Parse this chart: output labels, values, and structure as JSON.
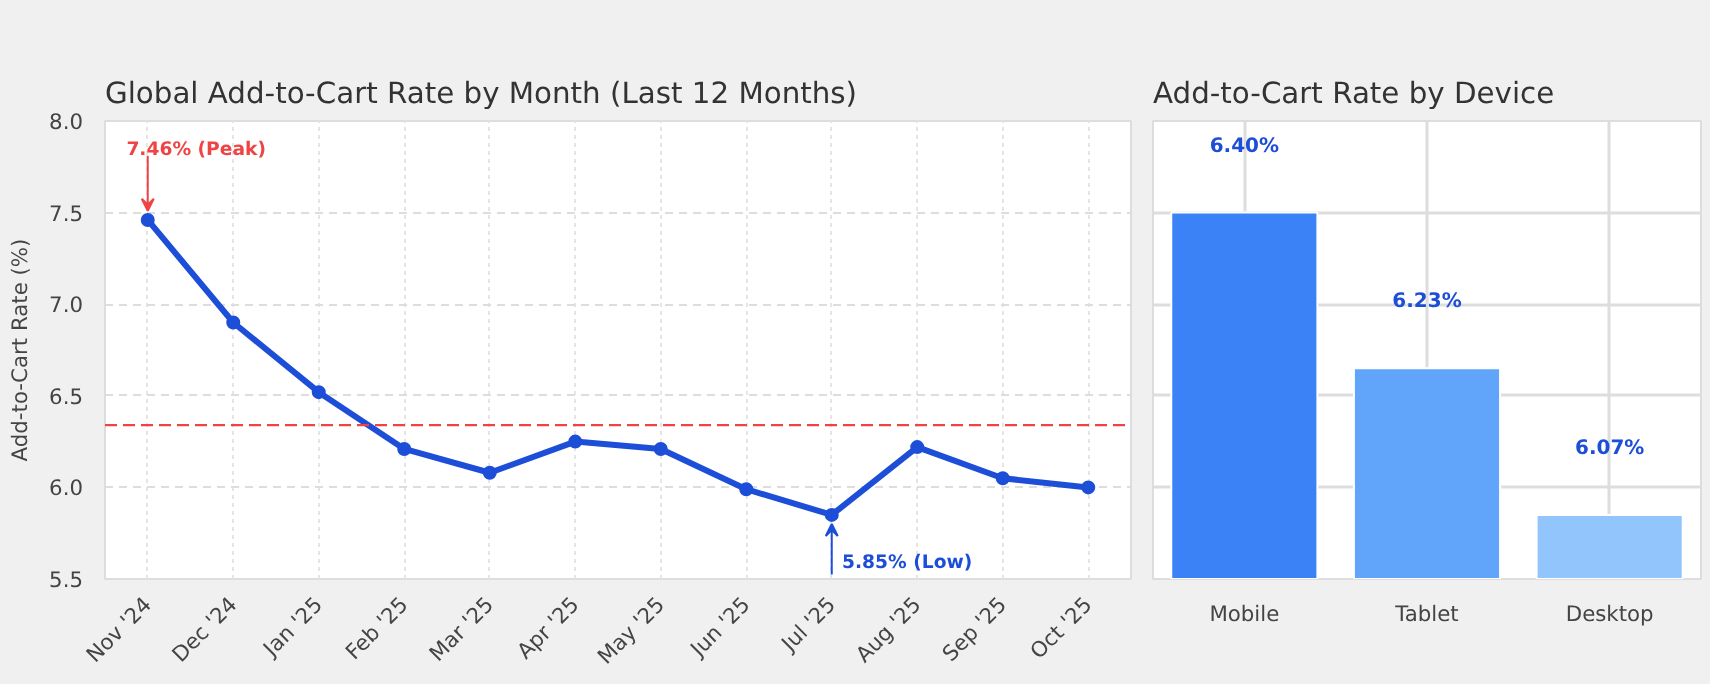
{
  "chart_data": [
    {
      "type": "line",
      "title": "Global Add-to-Cart Rate by Month (Last 12 Months)",
      "ylabel": "Add-to-Cart Rate (%)",
      "categories": [
        "Nov '24",
        "Dec '24",
        "Jan '25",
        "Feb '25",
        "Mar '25",
        "Apr '25",
        "May '25",
        "Jun '25",
        "Jul '25",
        "Aug '25",
        "Sep '25",
        "Oct '25"
      ],
      "series": [
        {
          "color": "#1d4ed8",
          "values": [
            7.46,
            6.9,
            6.52,
            6.21,
            6.08,
            6.25,
            6.21,
            5.99,
            5.85,
            6.22,
            6.05,
            6.0
          ]
        }
      ],
      "ylim": [
        5.5,
        8.0
      ],
      "yticks": [
        5.5,
        {
          "value": 6,
          "label": "6.0"
        },
        6.5,
        {
          "value": 7,
          "label": "7.0"
        },
        7.5,
        {
          "value": 8,
          "label": "8.0"
        }
      ],
      "grid": true,
      "marker": "circle",
      "line_style": "solid",
      "ref_lines": [
        {
          "axis": "y",
          "value": 6.34,
          "color": "#ef4444",
          "line_style": "dashed"
        }
      ],
      "annotations": [
        {
          "text": "7.46% (Peak)",
          "x": "Nov '24",
          "y": 7.46
        },
        {
          "text": "5.85% (Low)",
          "x": "Jul '25",
          "y": 5.85
        }
      ]
    },
    {
      "type": "bar",
      "title": "Add-to-Cart Rate by Device",
      "categories": [
        "Mobile",
        "Tablet",
        "Desktop"
      ],
      "values": [
        6.4,
        6.23,
        6.07
      ],
      "colors": [
        "#3b82f6",
        "#60a5fa",
        "#93c5fd"
      ],
      "value_labels": [
        "6.40%",
        "6.23%",
        "6.07%"
      ],
      "ylim": [
        6.0,
        6.5
      ],
      "yticks": [
        {
          "value": 6.1,
          "label": null
        },
        {
          "value": 6.2,
          "label": null
        },
        {
          "value": 6.3,
          "label": null
        },
        {
          "value": 6.4,
          "label": null
        }
      ],
      "tick_labels": "x",
      "grid": true
    }
  ]
}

▬▬▬▬▬▬

- [TASK PROMPT]: Within the listing above, copy each line that has the string "values".

- [COMPLETE RESPONSE]:
Parse this chart: output labels, values, and structure as JSON.
          "values": [
      "values": [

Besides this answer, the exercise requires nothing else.